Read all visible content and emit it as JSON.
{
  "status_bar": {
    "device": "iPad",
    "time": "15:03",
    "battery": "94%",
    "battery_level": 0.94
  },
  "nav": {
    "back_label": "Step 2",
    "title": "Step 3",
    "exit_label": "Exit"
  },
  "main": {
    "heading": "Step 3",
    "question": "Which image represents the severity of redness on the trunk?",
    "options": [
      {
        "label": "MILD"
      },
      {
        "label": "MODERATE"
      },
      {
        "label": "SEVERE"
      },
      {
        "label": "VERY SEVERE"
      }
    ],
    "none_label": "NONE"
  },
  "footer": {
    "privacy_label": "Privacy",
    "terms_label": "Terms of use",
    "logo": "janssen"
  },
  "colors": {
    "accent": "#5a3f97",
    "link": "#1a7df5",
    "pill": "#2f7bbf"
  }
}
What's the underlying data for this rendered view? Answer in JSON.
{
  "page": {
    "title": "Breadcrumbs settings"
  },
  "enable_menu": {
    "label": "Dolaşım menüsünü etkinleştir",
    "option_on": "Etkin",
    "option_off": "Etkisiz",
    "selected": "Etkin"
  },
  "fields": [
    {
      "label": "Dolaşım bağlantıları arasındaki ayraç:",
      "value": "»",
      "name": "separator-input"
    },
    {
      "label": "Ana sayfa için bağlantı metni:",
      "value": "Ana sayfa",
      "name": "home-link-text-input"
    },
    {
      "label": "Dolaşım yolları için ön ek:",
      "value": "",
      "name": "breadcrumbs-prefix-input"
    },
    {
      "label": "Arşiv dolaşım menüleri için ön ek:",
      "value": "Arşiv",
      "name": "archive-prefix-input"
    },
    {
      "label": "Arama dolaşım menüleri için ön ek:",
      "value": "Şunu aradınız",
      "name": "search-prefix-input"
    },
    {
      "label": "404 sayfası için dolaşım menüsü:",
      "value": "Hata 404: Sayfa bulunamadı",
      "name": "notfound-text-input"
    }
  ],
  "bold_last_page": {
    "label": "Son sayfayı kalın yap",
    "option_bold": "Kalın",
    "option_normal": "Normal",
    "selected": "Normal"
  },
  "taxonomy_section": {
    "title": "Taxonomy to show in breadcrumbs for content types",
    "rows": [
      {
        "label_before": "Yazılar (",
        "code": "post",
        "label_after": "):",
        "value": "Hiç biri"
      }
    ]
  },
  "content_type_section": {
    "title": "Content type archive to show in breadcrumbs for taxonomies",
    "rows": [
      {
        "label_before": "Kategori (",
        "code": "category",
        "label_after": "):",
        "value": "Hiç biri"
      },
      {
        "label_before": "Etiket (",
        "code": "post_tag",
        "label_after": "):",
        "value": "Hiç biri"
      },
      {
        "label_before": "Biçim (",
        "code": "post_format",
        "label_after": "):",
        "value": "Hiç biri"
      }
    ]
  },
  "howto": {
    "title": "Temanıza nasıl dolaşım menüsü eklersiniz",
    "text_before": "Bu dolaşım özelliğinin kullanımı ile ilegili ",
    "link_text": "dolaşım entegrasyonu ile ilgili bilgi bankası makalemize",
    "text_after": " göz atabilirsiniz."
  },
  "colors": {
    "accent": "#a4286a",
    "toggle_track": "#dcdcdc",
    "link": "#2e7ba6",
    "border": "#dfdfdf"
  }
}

» WHAT NEEDS TO BE DONE:
Return all of the data exactly as it reads.

» SOLUTION:
Read all visible content and emit it as JSON.
{
  "status_bar": {
    "device": "iPad",
    "time": "15:03",
    "battery": "94%",
    "battery_level": 0.94
  },
  "nav": {
    "back_label": "Step 2",
    "title": "Step 3",
    "exit_label": "Exit"
  },
  "main": {
    "heading": "Step 3",
    "question": "Which image represents the severity of redness on the trunk?",
    "options": [
      {
        "label": "MILD"
      },
      {
        "label": "MODERATE"
      },
      {
        "label": "SEVERE"
      },
      {
        "label": "VERY SEVERE"
      }
    ],
    "none_label": "NONE"
  },
  "footer": {
    "privacy_label": "Privacy",
    "terms_label": "Terms of use",
    "logo": "janssen"
  },
  "colors": {
    "accent": "#5a3f97",
    "link": "#1a7df5",
    "pill": "#2f7bbf"
  }
}
What's the underlying data for this rendered view? Answer in JSON.
{
  "page": {
    "title": "Breadcrumbs settings"
  },
  "enable_menu": {
    "label": "Dolaşım menüsünü etkinleştir",
    "option_on": "Etkin",
    "option_off": "Etkisiz",
    "selected": "Etkin"
  },
  "fields": [
    {
      "label": "Dolaşım bağlantıları arasındaki ayraç:",
      "value": "»",
      "name": "separator-input"
    },
    {
      "label": "Ana sayfa için bağlantı metni:",
      "value": "Ana sayfa",
      "name": "home-link-text-input"
    },
    {
      "label": "Dolaşım yolları için ön ek:",
      "value": "",
      "name": "breadcrumbs-prefix-input"
    },
    {
      "label": "Arşiv dolaşım menüleri için ön ek:",
      "value": "Arşiv",
      "name": "archive-prefix-input"
    },
    {
      "label": "Arama dolaşım menüleri için ön ek:",
      "value": "Şunu aradınız",
      "name": "search-prefix-input"
    },
    {
      "label": "404 sayfası için dolaşım menüsü:",
      "value": "Hata 404: Sayfa bulunamadı",
      "name": "notfound-text-input"
    }
  ],
  "bold_last_page": {
    "label": "Son sayfayı kalın yap",
    "option_bold": "Kalın",
    "option_normal": "Normal",
    "selected": "Normal"
  },
  "taxonomy_section": {
    "title": "Taxonomy to show in breadcrumbs for content types",
    "rows": [
      {
        "label_before": "Yazılar (",
        "code": "post",
        "label_after": "):",
        "value": "Hiç biri"
      }
    ]
  },
  "content_type_section": {
    "title": "Content type archive to show in breadcrumbs for taxonomies",
    "rows": [
      {
        "label_before": "Kategori (",
        "code": "category",
        "label_after": "):",
        "value": "Hiç biri"
      },
      {
        "label_before": "Etiket (",
        "code": "post_tag",
        "label_after": "):",
        "value": "Hiç biri"
      },
      {
        "label_before": "Biçim (",
        "code": "post_format",
        "label_after": "):",
        "value": "Hiç biri"
      }
    ]
  },
  "howto": {
    "title": "Temanıza nasıl dolaşım menüsü eklersiniz",
    "text_before": "Bu dolaşım özelliğinin kullanımı ile ilegili ",
    "link_text": "dolaşım entegrasyonu ile ilgili bilgi bankası makalemize",
    "text_after": " göz atabilirsiniz."
  },
  "colors": {
    "accent": "#a4286a",
    "toggle_track": "#dcdcdc",
    "link": "#2e7ba6",
    "border": "#dfdfdf"
  }
}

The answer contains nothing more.